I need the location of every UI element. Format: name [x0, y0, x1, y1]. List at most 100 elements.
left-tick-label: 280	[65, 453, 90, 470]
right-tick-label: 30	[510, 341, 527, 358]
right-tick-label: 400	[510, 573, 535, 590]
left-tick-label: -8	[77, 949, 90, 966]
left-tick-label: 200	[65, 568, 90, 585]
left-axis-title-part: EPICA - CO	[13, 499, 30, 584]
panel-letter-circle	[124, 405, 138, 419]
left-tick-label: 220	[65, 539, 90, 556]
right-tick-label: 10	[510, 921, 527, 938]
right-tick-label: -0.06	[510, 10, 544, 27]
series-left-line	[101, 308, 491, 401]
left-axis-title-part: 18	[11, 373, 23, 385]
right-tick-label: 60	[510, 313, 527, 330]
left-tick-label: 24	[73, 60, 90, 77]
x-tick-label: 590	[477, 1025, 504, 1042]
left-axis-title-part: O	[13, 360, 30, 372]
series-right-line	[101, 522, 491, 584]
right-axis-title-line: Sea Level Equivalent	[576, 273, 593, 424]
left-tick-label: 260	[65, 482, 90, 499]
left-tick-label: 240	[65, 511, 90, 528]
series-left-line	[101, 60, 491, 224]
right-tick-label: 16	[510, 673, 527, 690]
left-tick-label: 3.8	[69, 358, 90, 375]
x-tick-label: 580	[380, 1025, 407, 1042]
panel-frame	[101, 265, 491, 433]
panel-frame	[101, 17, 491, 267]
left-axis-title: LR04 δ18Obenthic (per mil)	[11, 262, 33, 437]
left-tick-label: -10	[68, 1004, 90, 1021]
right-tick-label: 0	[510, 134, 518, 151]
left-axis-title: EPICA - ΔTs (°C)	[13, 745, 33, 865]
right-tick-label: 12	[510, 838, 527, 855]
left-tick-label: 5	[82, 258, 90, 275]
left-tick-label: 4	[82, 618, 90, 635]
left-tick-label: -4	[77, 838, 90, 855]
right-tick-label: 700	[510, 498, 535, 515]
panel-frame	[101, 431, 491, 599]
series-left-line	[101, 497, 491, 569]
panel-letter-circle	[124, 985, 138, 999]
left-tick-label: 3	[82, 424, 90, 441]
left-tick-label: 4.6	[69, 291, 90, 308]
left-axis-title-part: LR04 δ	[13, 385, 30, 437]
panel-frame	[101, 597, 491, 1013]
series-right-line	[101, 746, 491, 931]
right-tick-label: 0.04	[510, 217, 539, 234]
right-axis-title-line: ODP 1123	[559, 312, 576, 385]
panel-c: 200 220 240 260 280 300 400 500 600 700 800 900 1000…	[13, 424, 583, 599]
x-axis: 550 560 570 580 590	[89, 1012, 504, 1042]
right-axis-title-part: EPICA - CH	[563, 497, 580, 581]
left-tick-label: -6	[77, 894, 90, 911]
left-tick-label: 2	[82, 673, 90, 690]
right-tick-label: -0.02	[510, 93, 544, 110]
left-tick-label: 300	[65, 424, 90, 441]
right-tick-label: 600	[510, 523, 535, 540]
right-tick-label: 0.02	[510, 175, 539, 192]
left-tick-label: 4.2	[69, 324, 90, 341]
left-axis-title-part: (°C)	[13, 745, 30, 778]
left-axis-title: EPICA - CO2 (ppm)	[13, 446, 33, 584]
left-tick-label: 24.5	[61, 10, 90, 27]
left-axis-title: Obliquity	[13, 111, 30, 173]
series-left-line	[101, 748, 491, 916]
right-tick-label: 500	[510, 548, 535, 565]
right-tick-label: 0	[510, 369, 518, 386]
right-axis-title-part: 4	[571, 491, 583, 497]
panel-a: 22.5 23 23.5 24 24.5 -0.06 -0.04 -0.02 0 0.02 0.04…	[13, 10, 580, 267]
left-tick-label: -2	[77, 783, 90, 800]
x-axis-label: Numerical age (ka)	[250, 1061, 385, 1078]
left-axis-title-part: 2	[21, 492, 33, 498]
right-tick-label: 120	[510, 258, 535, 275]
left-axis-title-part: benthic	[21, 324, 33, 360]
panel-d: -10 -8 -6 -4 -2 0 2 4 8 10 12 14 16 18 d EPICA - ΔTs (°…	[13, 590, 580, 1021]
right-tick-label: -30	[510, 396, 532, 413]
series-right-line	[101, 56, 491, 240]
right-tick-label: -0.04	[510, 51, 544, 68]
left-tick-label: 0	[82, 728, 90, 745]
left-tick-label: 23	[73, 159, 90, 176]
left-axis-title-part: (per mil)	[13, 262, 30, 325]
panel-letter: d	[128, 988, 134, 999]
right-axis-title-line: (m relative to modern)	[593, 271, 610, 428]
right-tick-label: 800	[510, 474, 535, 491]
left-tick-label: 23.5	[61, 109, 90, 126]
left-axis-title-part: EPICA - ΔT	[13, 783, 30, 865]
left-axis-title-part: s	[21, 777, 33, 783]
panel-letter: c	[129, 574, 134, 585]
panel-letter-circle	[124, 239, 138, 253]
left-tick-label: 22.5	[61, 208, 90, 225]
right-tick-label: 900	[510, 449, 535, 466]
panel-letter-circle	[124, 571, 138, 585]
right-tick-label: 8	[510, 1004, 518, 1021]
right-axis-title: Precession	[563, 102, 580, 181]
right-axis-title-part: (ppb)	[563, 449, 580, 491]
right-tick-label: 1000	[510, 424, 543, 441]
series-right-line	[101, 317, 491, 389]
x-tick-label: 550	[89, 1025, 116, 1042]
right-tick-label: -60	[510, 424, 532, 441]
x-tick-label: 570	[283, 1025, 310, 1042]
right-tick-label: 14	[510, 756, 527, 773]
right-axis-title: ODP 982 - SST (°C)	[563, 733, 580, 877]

++++++

→ Requirement
Copy every row above, unchanged and in the same order.

→ Worked answer
I need the location of every UI element. Format: name [x0, y0, x1, y1]. List at most 100 elements.
left-tick-label: 280	[65, 453, 90, 470]
right-tick-label: 30	[510, 341, 527, 358]
right-tick-label: 400	[510, 573, 535, 590]
left-tick-label: -8	[77, 949, 90, 966]
left-tick-label: 200	[65, 568, 90, 585]
left-axis-title-part: EPICA - CO	[13, 499, 30, 584]
panel-letter-circle	[124, 405, 138, 419]
left-tick-label: 220	[65, 539, 90, 556]
right-tick-label: 10	[510, 921, 527, 938]
right-tick-label: -0.06	[510, 10, 544, 27]
series-left-line	[101, 308, 491, 401]
left-axis-title-part: 18	[11, 373, 23, 385]
right-tick-label: 60	[510, 313, 527, 330]
left-tick-label: 24	[73, 60, 90, 77]
x-tick-label: 590	[477, 1025, 504, 1042]
left-axis-title-part: O	[13, 360, 30, 372]
series-right-line	[101, 522, 491, 584]
right-axis-title-line: Sea Level Equivalent	[576, 273, 593, 424]
left-tick-label: 260	[65, 482, 90, 499]
left-tick-label: 240	[65, 511, 90, 528]
series-left-line	[101, 60, 491, 224]
right-tick-label: 16	[510, 673, 527, 690]
left-tick-label: 3.8	[69, 358, 90, 375]
x-tick-label: 580	[380, 1025, 407, 1042]
panel-frame	[101, 265, 491, 433]
panel-frame	[101, 17, 491, 267]
left-axis-title: LR04 δ18Obenthic (per mil)	[11, 262, 33, 437]
left-tick-label: -10	[68, 1004, 90, 1021]
right-tick-label: 0	[510, 134, 518, 151]
left-axis-title: EPICA - ΔTs (°C)	[13, 745, 33, 865]
right-tick-label: 12	[510, 838, 527, 855]
left-tick-label: 5	[82, 258, 90, 275]
left-tick-label: 4	[82, 618, 90, 635]
left-tick-label: -4	[77, 838, 90, 855]
right-tick-label: 700	[510, 498, 535, 515]
panel-frame	[101, 431, 491, 599]
series-left-line	[101, 497, 491, 569]
panel-letter-circle	[124, 985, 138, 999]
left-tick-label: 3	[82, 424, 90, 441]
left-tick-label: 4.6	[69, 291, 90, 308]
left-axis-title-part: LR04 δ	[13, 385, 30, 437]
panel-frame	[101, 597, 491, 1013]
series-right-line	[101, 746, 491, 931]
right-tick-label: 0.04	[510, 217, 539, 234]
right-axis-title-line: ODP 1123	[559, 312, 576, 385]
panel-c: 200 220 240 260 280 300 400 500 600 700 800 900 1000…	[13, 424, 583, 599]
x-axis: 550 560 570 580 590	[89, 1012, 504, 1042]
right-axis-title-part: EPICA - CH	[563, 497, 580, 581]
left-tick-label: -6	[77, 894, 90, 911]
left-tick-label: 2	[82, 673, 90, 690]
right-tick-label: -0.02	[510, 93, 544, 110]
left-tick-label: 300	[65, 424, 90, 441]
right-tick-label: 600	[510, 523, 535, 540]
right-tick-label: 0.02	[510, 175, 539, 192]
left-tick-label: 4.2	[69, 324, 90, 341]
left-axis-title-part: (°C)	[13, 745, 30, 778]
left-axis-title: EPICA - CO2 (ppm)	[13, 446, 33, 584]
left-tick-label: 24.5	[61, 10, 90, 27]
left-axis-title: Obliquity	[13, 111, 30, 173]
series-left-line	[101, 748, 491, 916]
right-tick-label: 500	[510, 548, 535, 565]
right-tick-label: 0	[510, 369, 518, 386]
right-axis-title-part: 4	[571, 491, 583, 497]
panel-a: 22.5 23 23.5 24 24.5 -0.06 -0.04 -0.02 0 0.02 0.04…	[13, 10, 580, 267]
left-tick-label: -2	[77, 783, 90, 800]
x-axis-label: Numerical age (ka)	[250, 1061, 385, 1078]
left-axis-title-part: 2	[21, 492, 33, 498]
right-tick-label: 120	[510, 258, 535, 275]
left-axis-title-part: benthic	[21, 324, 33, 360]
panel-d: -10 -8 -6 -4 -2 0 2 4 8 10 12 14 16 18 d EPICA - ΔTs (°…	[13, 590, 580, 1021]
right-tick-label: -30	[510, 396, 532, 413]
series-right-line	[101, 56, 491, 240]
right-tick-label: -0.04	[510, 51, 544, 68]
left-tick-label: 0	[82, 728, 90, 745]
left-tick-label: 23	[73, 159, 90, 176]
left-axis-title-part: (per mil)	[13, 262, 30, 325]
panel-letter: d	[128, 988, 134, 999]
right-axis-title-line: (m relative to modern)	[593, 271, 610, 428]
right-tick-label: 800	[510, 474, 535, 491]
left-tick-label: 23.5	[61, 109, 90, 126]
left-axis-title-part: EPICA - ΔT	[13, 783, 30, 865]
left-axis-title-part: s	[21, 777, 33, 783]
panel-letter: c	[129, 574, 134, 585]
panel-letter-circle	[124, 239, 138, 253]
left-tick-label: 22.5	[61, 208, 90, 225]
right-tick-label: 900	[510, 449, 535, 466]
panel-letter-circle	[124, 571, 138, 585]
right-tick-label: 8	[510, 1004, 518, 1021]
right-axis-title: Precession	[563, 102, 580, 181]
right-axis-title-part: (ppb)	[563, 449, 580, 491]
right-tick-label: 1000	[510, 424, 543, 441]
series-right-line	[101, 317, 491, 389]
x-tick-label: 550	[89, 1025, 116, 1042]
right-tick-label: -60	[510, 424, 532, 441]
x-tick-label: 570	[283, 1025, 310, 1042]
right-tick-label: 14	[510, 756, 527, 773]
right-axis-title: ODP 982 - SST (°C)	[563, 733, 580, 877]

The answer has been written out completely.